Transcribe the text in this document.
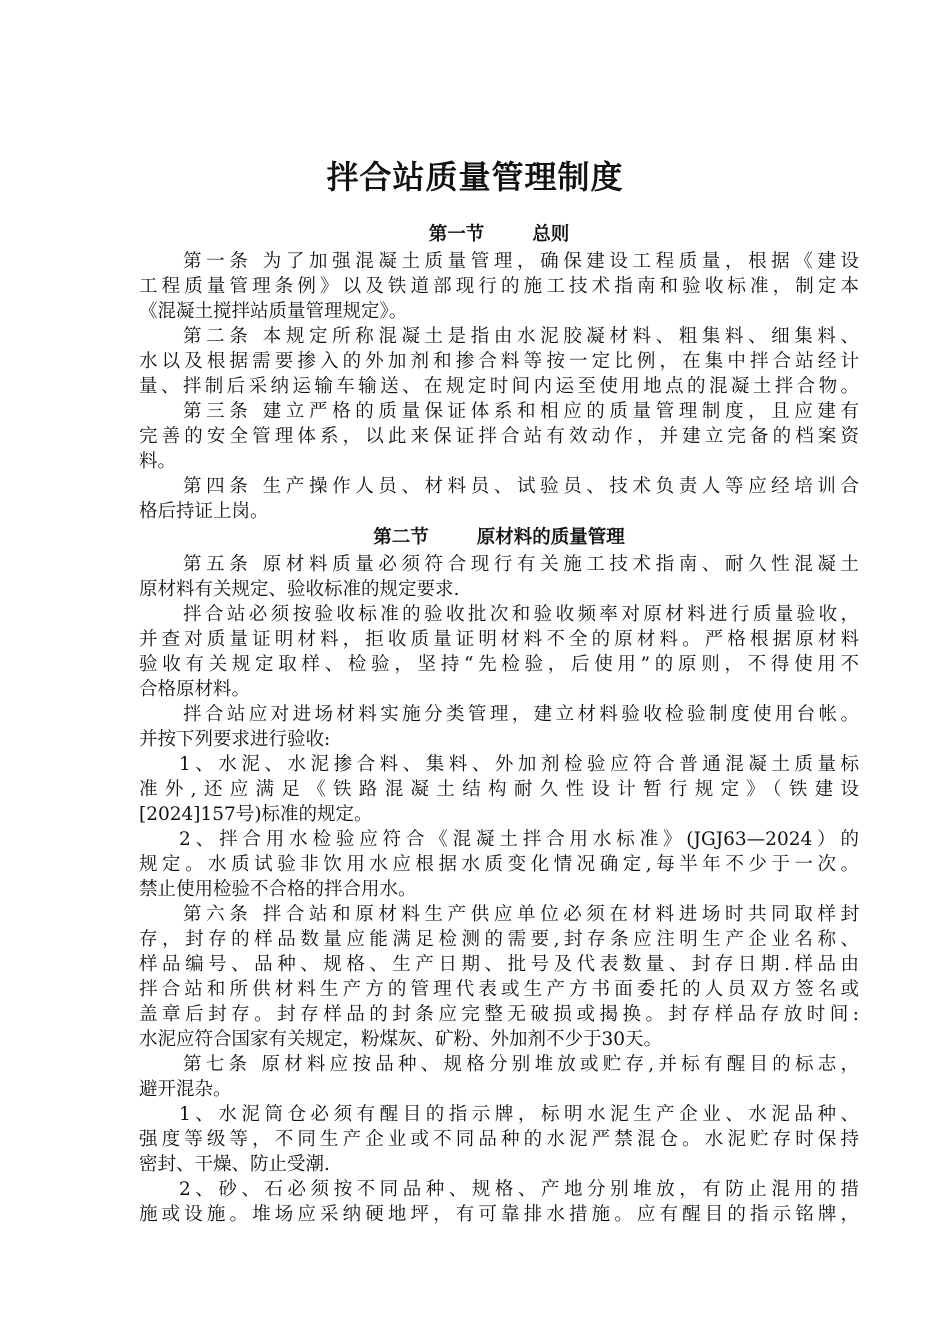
拌合站质量管理制度
第一节	总则
第一条 为了加强混凝土质量管理，确保建设工程质量，根据《建设
工程质量管理条例》以及铁道部现行的施工技术指南和验收标准，制定本
《混凝土搅拌站质量管理规定》。
第二条 本规定所称混凝土是指由水泥胶凝材料、粗集料、细集料、
水以及根据需要掺入的外加剂和掺合料等按一定比例，在集中拌合站经计
量、拌制后采纳运输车输送、在规定时间内运至使用地点的混凝土拌合物。
第三条 建立严格的质量保证体系和相应的质量管理制度，且应建有
完善的安全管理体系，以此来保证拌合站有效动作，并建立完备的档案资
料。
第四条 生产操作人员、材料员、试验员、技术负责人等应经培训合
格后持证上岗。
第二节	原材料的质量管理
第五条 原材料质量必须符合现行有关施工技术指南、耐久性混凝土
原材料有关规定、验收标准的规定要求.
拌合站必须按验收标准的验收批次和验收频率对原材料进行质量验收，
并查对质量证明材料，拒收质量证明材料不全的原材料。严格根据原材料
验收有关规定取样、检验，坚持“先检验，后使用”的原则，不得使用不
合格原材料。
拌合站应对进场材料实施分类管理，建立材料验收检验制度使用台帐。
并按下列要求进行验收:
1、水泥、水泥掺合料、集料、外加剂检验应符合普通混凝土质量标
准外,还应满足《铁路混凝土结构耐久性设计暂行规定》（铁建设
[2024]157号)标准的规定。
2、拌合用水检验应符合《混凝土拌合用水标准》(JGJ63—2024）的
规定。水质试验非饮用水应根据水质变化情况确定,每半年不少于一次。
禁止使用检验不合格的拌合用水。
第六条 拌合站和原材料生产供应单位必须在材料进场时共同取样封
存，封存的样品数量应能满足检测的需要,封存条应注明生产企业名称、
样品编号、品种、规格、生产日期、批号及代表数量、封存日期.样品由
拌合站和所供材料生产方的管理代表或生产方书面委托的人员双方签名或
盖章后封存。封存样品的封条应完整无破损或揭换。封存样品存放时间:
水泥应符合国家有关规定，粉煤灰、矿粉、外加剂不少于30天。
第七条 原材料应按品种、规格分别堆放或贮存,并标有醒目的标志，
避开混杂。
1、水泥筒仓必须有醒目的指示牌，标明水泥生产企业、水泥品种、
强度等级等，不同生产企业或不同品种的水泥严禁混仓。水泥贮存时保持
密封、干燥、防止受潮.
2、砂、石必须按不同品种、规格、产地分别堆放，有防止混用的措
施或设施。堆场应采纳硬地坪，有可靠排水措施。应有醒目的指示铭牌，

▬▬▬▬▬▬

* _WHAT THE EXERCISE ASKS_: Restate the data above word for word. Skip every picture.

* _TASK SOLUTION_:
Transcribe the text in this document.
拌合站质量管理制度
第一节	总则
第一条 为了加强混凝土质量管理，确保建设工程质量，根据《建设
工程质量管理条例》以及铁道部现行的施工技术指南和验收标准，制定本
《混凝土搅拌站质量管理规定》。
第二条 本规定所称混凝土是指由水泥胶凝材料、粗集料、细集料、
水以及根据需要掺入的外加剂和掺合料等按一定比例，在集中拌合站经计
量、拌制后采纳运输车输送、在规定时间内运至使用地点的混凝土拌合物。
第三条 建立严格的质量保证体系和相应的质量管理制度，且应建有
完善的安全管理体系，以此来保证拌合站有效动作，并建立完备的档案资
料。
第四条 生产操作人员、材料员、试验员、技术负责人等应经培训合
格后持证上岗。
第二节	原材料的质量管理
第五条 原材料质量必须符合现行有关施工技术指南、耐久性混凝土
原材料有关规定、验收标准的规定要求.
拌合站必须按验收标准的验收批次和验收频率对原材料进行质量验收，
并查对质量证明材料，拒收质量证明材料不全的原材料。严格根据原材料
验收有关规定取样、检验，坚持“先检验，后使用”的原则，不得使用不
合格原材料。
拌合站应对进场材料实施分类管理，建立材料验收检验制度使用台帐。
并按下列要求进行验收:
1、水泥、水泥掺合料、集料、外加剂检验应符合普通混凝土质量标
准外,还应满足《铁路混凝土结构耐久性设计暂行规定》（铁建设
[2024]157号)标准的规定。
2、拌合用水检验应符合《混凝土拌合用水标准》(JGJ63—2024）的
规定。水质试验非饮用水应根据水质变化情况确定,每半年不少于一次。
禁止使用检验不合格的拌合用水。
第六条 拌合站和原材料生产供应单位必须在材料进场时共同取样封
存，封存的样品数量应能满足检测的需要,封存条应注明生产企业名称、
样品编号、品种、规格、生产日期、批号及代表数量、封存日期.样品由
拌合站和所供材料生产方的管理代表或生产方书面委托的人员双方签名或
盖章后封存。封存样品的封条应完整无破损或揭换。封存样品存放时间:
水泥应符合国家有关规定，粉煤灰、矿粉、外加剂不少于30天。
第七条 原材料应按品种、规格分别堆放或贮存,并标有醒目的标志，
避开混杂。
1、水泥筒仓必须有醒目的指示牌，标明水泥生产企业、水泥品种、
强度等级等，不同生产企业或不同品种的水泥严禁混仓。水泥贮存时保持
密封、干燥、防止受潮.
2、砂、石必须按不同品种、规格、产地分别堆放，有防止混用的措
施或设施。堆场应采纳硬地坪，有可靠排水措施。应有醒目的指示铭牌，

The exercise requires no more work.